--- Start THE DATA ---

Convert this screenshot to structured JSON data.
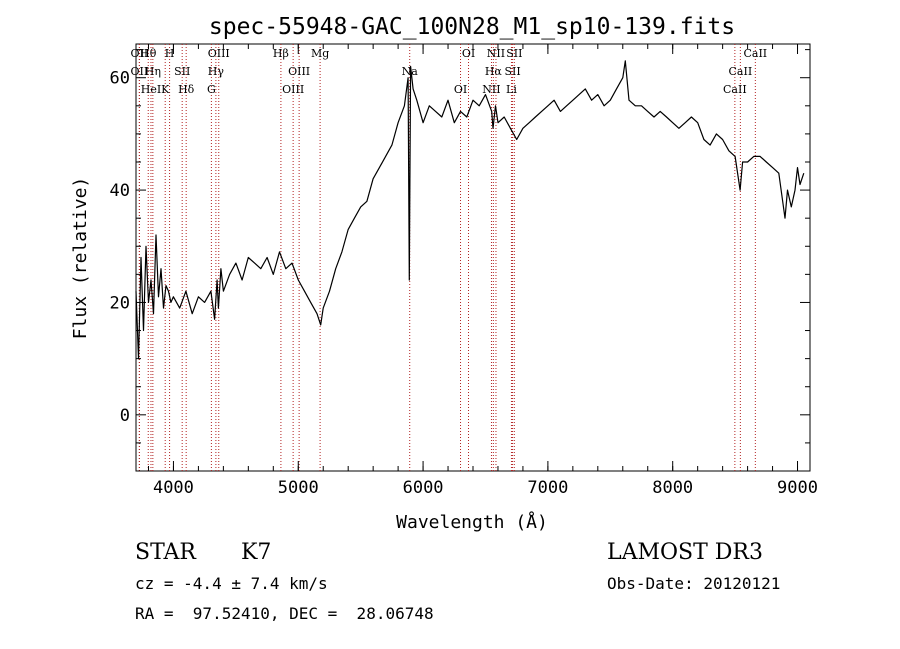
{
  "chart_data": {
    "type": "line",
    "title": "spec-55948-GAC_100N28_M1_sp10-139.fits",
    "xlabel": "Wavelength (Å)",
    "ylabel": "Flux (relative)",
    "xlim": [
      3700,
      9100
    ],
    "ylim": [
      -10,
      66
    ],
    "x_ticks": [
      4000,
      5000,
      6000,
      7000,
      8000,
      9000
    ],
    "y_ticks": [
      0,
      20,
      40,
      60
    ],
    "grid": false,
    "series": [
      {
        "x": [
          3700,
          3720,
          3740,
          3760,
          3780,
          3800,
          3820,
          3840,
          3860,
          3880,
          3900,
          3920,
          3940,
          3960,
          3980,
          4000,
          4050,
          4100,
          4150,
          4200,
          4250,
          4300,
          4330,
          4350,
          4360,
          4380,
          4400,
          4450,
          4500,
          4550,
          4600,
          4650,
          4700,
          4750,
          4800,
          4850,
          4900,
          4950,
          5000,
          5050,
          5100,
          5150,
          5180,
          5200,
          5250,
          5300,
          5350,
          5400,
          5450,
          5500,
          5550,
          5600,
          5650,
          5700,
          5750,
          5800,
          5850,
          5880,
          5890,
          5900,
          5920,
          5950,
          6000,
          6050,
          6100,
          6150,
          6200,
          6250,
          6300,
          6350,
          6400,
          6450,
          6500,
          6550,
          6560,
          6580,
          6600,
          6650,
          6700,
          6750,
          6800,
          6850,
          6900,
          6950,
          7000,
          7050,
          7100,
          7150,
          7200,
          7250,
          7300,
          7350,
          7400,
          7450,
          7500,
          7550,
          7600,
          7620,
          7650,
          7700,
          7750,
          7800,
          7850,
          7900,
          7950,
          8000,
          8050,
          8100,
          8150,
          8200,
          8250,
          8300,
          8350,
          8400,
          8450,
          8500,
          8540,
          8560,
          8600,
          8650,
          8700,
          8750,
          8800,
          8850,
          8900,
          8920,
          8950,
          8980,
          9000,
          9020,
          9050
        ],
        "y": [
          22,
          10,
          28,
          15,
          30,
          20,
          24,
          18,
          32,
          21,
          26,
          19,
          23,
          22,
          20,
          21,
          19,
          22,
          18,
          21,
          20,
          22,
          17,
          24,
          19,
          26,
          22,
          25,
          27,
          24,
          28,
          27,
          26,
          28,
          25,
          29,
          26,
          27,
          24,
          22,
          20,
          18,
          16,
          19,
          22,
          26,
          29,
          33,
          35,
          37,
          38,
          42,
          44,
          46,
          48,
          52,
          55,
          60,
          24,
          62,
          58,
          56,
          52,
          55,
          54,
          53,
          56,
          52,
          54,
          53,
          56,
          55,
          57,
          54,
          51,
          55,
          52,
          53,
          51,
          49,
          51,
          52,
          53,
          54,
          55,
          56,
          54,
          55,
          56,
          57,
          58,
          56,
          57,
          55,
          56,
          58,
          60,
          63,
          56,
          55,
          55,
          54,
          53,
          54,
          53,
          52,
          51,
          52,
          53,
          52,
          49,
          48,
          50,
          49,
          47,
          46,
          40,
          45,
          45,
          46,
          46,
          45,
          44,
          43,
          35,
          40,
          37,
          40,
          44,
          41,
          43
        ]
      }
    ],
    "annotations": [
      {
        "label": "Hθ",
        "x": 3798
      },
      {
        "label": "OII",
        "x": 3727
      },
      {
        "label": "HeI",
        "x": 3820
      },
      {
        "label": "OII",
        "x": 3727
      },
      {
        "label": "Hη",
        "x": 3835
      },
      {
        "label": "K",
        "x": 3934
      },
      {
        "label": "H",
        "x": 3969
      },
      {
        "label": "SII",
        "x": 4070
      },
      {
        "label": "Hδ",
        "x": 4102
      },
      {
        "label": "OIII",
        "x": 4363
      },
      {
        "label": "Hγ",
        "x": 4340
      },
      {
        "label": "G",
        "x": 4304
      },
      {
        "label": "Hβ",
        "x": 4861
      },
      {
        "label": "OIII",
        "x": 5007
      },
      {
        "label": "OIII",
        "x": 4959
      },
      {
        "label": "Mg",
        "x": 5175
      },
      {
        "label": "Na",
        "x": 5893
      },
      {
        "label": "OI",
        "x": 6300
      },
      {
        "label": "OI",
        "x": 6364
      },
      {
        "label": "Hα",
        "x": 6563
      },
      {
        "label": "NII",
        "x": 6548
      },
      {
        "label": "NII",
        "x": 6584
      },
      {
        "label": "SII",
        "x": 6717
      },
      {
        "label": "Li",
        "x": 6708
      },
      {
        "label": "SII",
        "x": 6731
      },
      {
        "label": "CaII",
        "x": 8542
      },
      {
        "label": "CaII",
        "x": 8498
      },
      {
        "label": "CaII",
        "x": 8662
      }
    ]
  },
  "info": {
    "class_label": "STAR",
    "subclass": "K7",
    "survey": "LAMOST DR3",
    "cz_text": "cz = -4.4 ± 7.4 km/s",
    "obsdate_text": "Obs-Date: 20120121",
    "radec_text": "RA =  97.52410, DEC =  28.06748"
  },
  "colors": {
    "line": "#000000",
    "marker": "#b22222"
  }
}
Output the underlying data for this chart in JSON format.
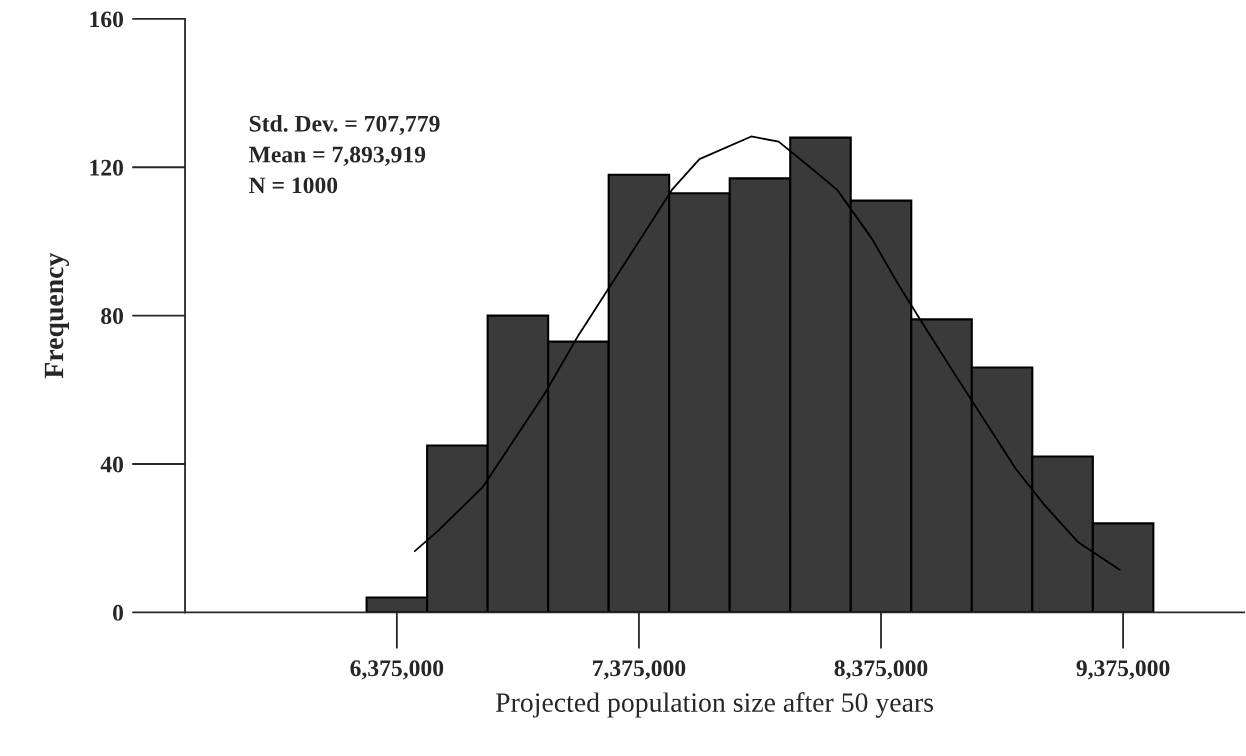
{
  "chart_data": {
    "type": "histogram",
    "xlabel": "Projected population size after 50 years",
    "ylabel": "Frequency",
    "bins": [
      6250000,
      6500000,
      6750000,
      7000000,
      7250000,
      7500000,
      7750000,
      8000000,
      8250000,
      8500000,
      8750000,
      9000000,
      9250000,
      9500000
    ],
    "values": [
      4,
      45,
      80,
      73,
      118,
      113,
      117,
      128,
      111,
      79,
      66,
      42,
      24
    ],
    "color": "#3a3a3a",
    "series": [
      {
        "type": "line",
        "color": "#000000",
        "x": [
          6449000,
          6544000,
          6730000,
          6986000,
          7126000,
          7227000,
          7355000,
          7511000,
          7625000,
          7839000,
          7952000,
          8066000,
          8194000,
          8336000,
          8443000,
          8536000,
          8677000,
          8805000,
          8933000,
          9048000,
          9188000,
          9361000
        ],
        "values": [
          16.5,
          21.9,
          33.8,
          59,
          74.8,
          85,
          98,
          113.9,
          122.2,
          128.3,
          126.9,
          120.9,
          113.9,
          100.9,
          88.8,
          79,
          64.5,
          51.5,
          38.6,
          29.1,
          19,
          11.5
        ]
      }
    ],
    "annotations": [
      "Std. Dev. = 707,779",
      "Mean = 7,893,919",
      "N = 1000"
    ],
    "xlim": [
      5500000,
      9875000
    ],
    "xticks": [
      {
        "value": 6375000,
        "label": "6,375,000"
      },
      {
        "value": 7375000,
        "label": "7,375,000"
      },
      {
        "value": 8375000,
        "label": "8,375,000"
      },
      {
        "value": 9375000,
        "label": "9,375,000"
      }
    ],
    "ylim": [
      0,
      160
    ],
    "yticks": [
      0,
      40,
      80,
      120,
      160
    ],
    "grid": false,
    "legend": false
  }
}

--- End THE DATA ---

_TASK DESCRIPTION_
Lines holding the word "this" should be counted across the entries; state only how many there are.

_RESPONSE TO THE TASK_
2